#### [What to produce]
List the lines of this listing that hold the word "Dmytro".
══ Material for the task ══
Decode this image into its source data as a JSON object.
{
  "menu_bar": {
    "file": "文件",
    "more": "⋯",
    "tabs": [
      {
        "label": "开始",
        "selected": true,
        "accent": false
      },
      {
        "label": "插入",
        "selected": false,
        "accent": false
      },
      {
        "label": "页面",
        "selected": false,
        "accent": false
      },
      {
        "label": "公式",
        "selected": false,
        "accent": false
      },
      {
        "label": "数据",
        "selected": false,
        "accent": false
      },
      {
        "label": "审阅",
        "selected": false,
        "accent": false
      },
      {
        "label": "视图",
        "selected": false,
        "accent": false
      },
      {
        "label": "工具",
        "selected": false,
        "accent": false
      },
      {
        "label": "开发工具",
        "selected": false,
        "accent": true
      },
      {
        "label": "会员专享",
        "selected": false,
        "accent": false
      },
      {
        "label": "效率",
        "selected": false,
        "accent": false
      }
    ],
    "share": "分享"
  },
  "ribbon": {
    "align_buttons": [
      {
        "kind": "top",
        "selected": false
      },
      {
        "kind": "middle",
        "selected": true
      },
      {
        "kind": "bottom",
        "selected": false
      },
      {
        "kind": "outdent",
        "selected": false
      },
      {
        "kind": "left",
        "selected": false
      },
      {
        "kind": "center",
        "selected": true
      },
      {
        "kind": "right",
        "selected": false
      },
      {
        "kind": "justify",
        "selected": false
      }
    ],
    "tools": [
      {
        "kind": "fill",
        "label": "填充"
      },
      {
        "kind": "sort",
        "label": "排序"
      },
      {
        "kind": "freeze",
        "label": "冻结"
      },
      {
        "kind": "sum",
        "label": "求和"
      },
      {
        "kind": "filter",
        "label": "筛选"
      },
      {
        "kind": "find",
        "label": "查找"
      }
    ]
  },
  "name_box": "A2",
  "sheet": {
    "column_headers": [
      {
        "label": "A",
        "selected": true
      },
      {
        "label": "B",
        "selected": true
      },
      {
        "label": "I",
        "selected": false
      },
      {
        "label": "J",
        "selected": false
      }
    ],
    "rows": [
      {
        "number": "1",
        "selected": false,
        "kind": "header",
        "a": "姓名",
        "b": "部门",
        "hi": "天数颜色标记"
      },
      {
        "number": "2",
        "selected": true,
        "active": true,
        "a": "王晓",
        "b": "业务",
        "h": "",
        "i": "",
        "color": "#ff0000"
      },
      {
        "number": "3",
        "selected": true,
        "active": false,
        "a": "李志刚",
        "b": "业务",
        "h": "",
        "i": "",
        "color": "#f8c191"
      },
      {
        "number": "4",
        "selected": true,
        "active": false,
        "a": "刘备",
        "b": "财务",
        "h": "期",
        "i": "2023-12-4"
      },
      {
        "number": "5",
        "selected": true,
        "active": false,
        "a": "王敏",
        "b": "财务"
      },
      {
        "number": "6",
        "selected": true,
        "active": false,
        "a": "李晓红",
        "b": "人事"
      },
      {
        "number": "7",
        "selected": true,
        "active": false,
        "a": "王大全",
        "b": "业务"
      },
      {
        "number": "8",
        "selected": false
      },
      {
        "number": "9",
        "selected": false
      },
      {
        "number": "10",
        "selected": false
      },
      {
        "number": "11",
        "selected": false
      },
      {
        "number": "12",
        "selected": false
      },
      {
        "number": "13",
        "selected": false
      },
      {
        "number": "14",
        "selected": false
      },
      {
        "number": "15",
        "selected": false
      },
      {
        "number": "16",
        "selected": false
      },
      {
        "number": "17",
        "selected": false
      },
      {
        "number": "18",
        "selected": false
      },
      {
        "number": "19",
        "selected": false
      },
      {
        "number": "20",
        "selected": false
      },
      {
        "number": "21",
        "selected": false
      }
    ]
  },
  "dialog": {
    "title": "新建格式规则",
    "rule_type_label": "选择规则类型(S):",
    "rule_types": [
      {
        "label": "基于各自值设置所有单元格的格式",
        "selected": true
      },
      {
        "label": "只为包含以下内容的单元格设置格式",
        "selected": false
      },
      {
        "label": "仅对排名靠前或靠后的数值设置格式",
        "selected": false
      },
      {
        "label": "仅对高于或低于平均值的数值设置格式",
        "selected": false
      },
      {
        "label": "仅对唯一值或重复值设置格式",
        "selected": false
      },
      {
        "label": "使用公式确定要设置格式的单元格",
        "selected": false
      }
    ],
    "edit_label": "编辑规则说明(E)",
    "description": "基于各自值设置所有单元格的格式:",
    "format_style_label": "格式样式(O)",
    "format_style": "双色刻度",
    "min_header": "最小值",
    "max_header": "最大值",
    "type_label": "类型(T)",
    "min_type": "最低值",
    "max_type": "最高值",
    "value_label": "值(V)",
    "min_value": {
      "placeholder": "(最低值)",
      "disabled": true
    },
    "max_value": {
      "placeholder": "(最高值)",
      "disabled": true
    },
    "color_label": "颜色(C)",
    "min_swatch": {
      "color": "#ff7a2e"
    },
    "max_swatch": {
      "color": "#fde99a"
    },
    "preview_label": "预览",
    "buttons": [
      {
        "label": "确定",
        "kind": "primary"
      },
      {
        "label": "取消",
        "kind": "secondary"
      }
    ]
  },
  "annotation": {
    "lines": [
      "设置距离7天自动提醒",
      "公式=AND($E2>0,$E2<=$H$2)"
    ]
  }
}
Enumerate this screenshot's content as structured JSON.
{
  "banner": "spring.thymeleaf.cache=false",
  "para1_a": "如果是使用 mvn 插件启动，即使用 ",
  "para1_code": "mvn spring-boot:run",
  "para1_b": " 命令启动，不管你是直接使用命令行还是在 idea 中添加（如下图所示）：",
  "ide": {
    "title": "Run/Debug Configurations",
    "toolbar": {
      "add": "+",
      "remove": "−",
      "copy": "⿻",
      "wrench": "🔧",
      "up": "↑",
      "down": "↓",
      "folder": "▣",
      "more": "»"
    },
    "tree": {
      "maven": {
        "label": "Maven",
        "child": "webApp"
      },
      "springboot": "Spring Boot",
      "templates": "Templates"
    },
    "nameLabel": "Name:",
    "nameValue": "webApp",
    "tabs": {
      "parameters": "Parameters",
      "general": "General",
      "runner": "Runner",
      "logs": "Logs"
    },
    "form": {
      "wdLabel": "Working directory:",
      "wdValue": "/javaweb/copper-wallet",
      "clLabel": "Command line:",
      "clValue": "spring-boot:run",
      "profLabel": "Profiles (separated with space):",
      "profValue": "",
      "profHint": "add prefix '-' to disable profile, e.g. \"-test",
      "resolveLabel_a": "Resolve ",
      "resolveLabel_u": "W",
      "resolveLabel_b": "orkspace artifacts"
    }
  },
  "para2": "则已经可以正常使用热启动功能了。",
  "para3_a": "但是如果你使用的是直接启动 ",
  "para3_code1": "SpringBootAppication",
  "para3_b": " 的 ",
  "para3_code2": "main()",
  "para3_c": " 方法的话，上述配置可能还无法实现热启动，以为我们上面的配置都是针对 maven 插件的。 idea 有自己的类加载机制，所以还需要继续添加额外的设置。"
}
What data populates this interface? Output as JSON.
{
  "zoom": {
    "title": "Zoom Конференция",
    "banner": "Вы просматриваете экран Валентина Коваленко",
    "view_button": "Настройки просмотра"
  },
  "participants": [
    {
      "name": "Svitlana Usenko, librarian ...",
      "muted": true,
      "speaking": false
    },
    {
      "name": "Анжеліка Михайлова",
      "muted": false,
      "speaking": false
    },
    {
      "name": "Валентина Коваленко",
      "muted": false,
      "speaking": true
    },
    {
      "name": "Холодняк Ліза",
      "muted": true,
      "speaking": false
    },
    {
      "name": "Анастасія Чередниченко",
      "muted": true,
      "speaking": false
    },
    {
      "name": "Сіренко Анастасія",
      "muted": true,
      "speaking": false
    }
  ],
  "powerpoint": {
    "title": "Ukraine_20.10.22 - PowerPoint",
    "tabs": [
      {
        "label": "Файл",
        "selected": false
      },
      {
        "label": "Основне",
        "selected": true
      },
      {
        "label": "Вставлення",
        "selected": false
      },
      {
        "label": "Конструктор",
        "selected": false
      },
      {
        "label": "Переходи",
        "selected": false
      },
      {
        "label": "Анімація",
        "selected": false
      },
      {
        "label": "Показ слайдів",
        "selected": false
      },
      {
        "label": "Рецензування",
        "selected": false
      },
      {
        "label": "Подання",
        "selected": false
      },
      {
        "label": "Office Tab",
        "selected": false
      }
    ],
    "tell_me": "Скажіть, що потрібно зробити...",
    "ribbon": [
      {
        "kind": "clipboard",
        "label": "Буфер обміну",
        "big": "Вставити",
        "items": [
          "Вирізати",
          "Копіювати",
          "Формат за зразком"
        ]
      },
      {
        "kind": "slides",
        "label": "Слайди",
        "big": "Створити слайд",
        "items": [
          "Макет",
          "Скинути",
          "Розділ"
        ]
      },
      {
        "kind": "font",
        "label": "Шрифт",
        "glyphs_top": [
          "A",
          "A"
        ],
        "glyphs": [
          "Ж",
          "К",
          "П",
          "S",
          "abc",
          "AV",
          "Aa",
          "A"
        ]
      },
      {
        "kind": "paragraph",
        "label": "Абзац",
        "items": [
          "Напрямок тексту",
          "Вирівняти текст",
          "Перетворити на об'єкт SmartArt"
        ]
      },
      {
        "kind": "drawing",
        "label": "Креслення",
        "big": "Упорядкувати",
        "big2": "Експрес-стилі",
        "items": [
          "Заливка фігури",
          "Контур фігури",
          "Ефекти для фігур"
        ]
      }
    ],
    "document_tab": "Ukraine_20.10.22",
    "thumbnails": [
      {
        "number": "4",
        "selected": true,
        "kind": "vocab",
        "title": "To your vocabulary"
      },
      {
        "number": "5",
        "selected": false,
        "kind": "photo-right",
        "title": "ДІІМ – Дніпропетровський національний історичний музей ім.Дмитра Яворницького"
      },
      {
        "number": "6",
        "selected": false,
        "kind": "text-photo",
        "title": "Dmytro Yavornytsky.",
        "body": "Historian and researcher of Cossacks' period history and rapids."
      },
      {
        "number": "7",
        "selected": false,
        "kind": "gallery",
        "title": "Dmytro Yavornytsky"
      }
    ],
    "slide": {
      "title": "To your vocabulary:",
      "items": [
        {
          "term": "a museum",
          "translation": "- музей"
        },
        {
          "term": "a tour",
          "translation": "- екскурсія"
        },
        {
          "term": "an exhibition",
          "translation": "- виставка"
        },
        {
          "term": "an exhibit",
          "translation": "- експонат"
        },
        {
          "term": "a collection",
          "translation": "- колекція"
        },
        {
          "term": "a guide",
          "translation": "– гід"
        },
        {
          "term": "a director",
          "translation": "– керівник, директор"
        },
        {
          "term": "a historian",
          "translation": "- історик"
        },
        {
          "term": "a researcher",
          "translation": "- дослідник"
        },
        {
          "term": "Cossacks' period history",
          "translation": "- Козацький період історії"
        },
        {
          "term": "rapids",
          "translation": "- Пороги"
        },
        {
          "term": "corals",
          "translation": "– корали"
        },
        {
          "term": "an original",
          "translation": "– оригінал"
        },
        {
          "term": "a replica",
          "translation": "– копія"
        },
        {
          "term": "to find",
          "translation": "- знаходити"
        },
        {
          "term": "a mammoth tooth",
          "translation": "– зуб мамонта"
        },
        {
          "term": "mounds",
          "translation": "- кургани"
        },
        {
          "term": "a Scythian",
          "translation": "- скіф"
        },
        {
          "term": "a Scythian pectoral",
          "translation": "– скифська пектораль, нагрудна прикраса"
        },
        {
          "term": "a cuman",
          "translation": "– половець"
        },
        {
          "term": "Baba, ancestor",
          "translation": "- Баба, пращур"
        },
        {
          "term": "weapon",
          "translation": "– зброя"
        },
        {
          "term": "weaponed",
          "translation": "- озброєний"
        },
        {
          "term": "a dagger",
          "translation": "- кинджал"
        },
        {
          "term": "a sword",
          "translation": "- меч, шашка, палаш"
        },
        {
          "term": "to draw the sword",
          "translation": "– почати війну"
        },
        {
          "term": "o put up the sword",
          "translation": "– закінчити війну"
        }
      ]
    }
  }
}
═══
#### [Completed exercise]
        "title": "Dmytro Yavornytsky.",
        "title": "Dmytro Yavornytsky"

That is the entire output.